The exercise: Using the data below, copy every line that contains the word "header".

The input:
--------------------------------

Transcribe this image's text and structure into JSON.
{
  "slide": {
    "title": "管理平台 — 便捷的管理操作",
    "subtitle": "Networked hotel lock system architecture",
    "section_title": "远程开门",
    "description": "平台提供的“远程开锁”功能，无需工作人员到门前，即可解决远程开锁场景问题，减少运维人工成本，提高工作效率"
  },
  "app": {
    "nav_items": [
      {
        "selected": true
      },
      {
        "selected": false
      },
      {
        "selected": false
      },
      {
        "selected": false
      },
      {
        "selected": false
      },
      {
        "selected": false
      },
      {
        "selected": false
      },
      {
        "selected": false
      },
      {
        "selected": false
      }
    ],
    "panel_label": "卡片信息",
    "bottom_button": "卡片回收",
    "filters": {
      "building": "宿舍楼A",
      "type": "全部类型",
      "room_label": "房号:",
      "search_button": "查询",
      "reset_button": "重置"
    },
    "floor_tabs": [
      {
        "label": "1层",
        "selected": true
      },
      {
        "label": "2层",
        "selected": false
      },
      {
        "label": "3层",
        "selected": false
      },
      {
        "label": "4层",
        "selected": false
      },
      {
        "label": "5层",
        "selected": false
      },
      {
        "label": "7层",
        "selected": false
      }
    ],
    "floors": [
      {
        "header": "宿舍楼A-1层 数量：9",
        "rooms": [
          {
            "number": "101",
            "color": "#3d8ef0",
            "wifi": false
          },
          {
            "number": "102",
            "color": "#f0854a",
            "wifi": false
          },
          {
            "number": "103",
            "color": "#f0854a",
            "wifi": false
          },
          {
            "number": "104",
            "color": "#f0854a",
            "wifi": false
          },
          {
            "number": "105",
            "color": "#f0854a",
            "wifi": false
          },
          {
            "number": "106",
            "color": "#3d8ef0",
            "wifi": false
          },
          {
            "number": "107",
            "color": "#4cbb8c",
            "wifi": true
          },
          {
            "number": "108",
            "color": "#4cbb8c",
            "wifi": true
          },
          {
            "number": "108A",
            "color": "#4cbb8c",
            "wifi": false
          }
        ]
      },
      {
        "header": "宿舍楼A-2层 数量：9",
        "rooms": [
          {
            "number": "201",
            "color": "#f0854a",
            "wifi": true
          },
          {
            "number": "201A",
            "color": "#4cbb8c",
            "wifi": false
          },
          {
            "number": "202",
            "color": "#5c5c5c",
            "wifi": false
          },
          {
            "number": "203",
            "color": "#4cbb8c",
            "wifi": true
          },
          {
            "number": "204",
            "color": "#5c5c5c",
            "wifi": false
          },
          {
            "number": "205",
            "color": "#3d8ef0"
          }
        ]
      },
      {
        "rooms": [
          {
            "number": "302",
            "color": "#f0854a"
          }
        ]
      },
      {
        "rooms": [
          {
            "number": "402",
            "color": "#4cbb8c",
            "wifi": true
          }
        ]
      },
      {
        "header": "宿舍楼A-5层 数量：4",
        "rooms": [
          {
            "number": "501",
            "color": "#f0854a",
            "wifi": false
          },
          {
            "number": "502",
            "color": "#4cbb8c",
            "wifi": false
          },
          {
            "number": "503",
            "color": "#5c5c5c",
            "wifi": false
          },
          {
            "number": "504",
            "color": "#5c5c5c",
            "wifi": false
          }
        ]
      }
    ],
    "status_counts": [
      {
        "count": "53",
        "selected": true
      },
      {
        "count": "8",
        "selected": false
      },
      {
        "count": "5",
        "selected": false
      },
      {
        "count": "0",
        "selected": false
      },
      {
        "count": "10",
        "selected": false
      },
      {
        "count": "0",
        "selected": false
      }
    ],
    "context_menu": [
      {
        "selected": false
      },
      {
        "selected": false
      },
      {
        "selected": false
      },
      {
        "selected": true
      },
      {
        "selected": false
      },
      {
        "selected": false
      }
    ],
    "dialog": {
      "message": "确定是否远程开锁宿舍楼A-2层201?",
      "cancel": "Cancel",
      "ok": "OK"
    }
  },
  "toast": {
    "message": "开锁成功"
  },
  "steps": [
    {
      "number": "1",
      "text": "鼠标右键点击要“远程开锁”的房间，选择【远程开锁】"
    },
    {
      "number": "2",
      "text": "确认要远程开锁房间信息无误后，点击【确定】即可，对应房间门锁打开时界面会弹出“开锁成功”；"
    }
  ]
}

--------------------------------

Exercise result:
        "header": "宿舍楼A-1层 数量：9",
        "header": "宿舍楼A-2层 数量：9",
        "header": "宿舍楼A-5层 数量：4",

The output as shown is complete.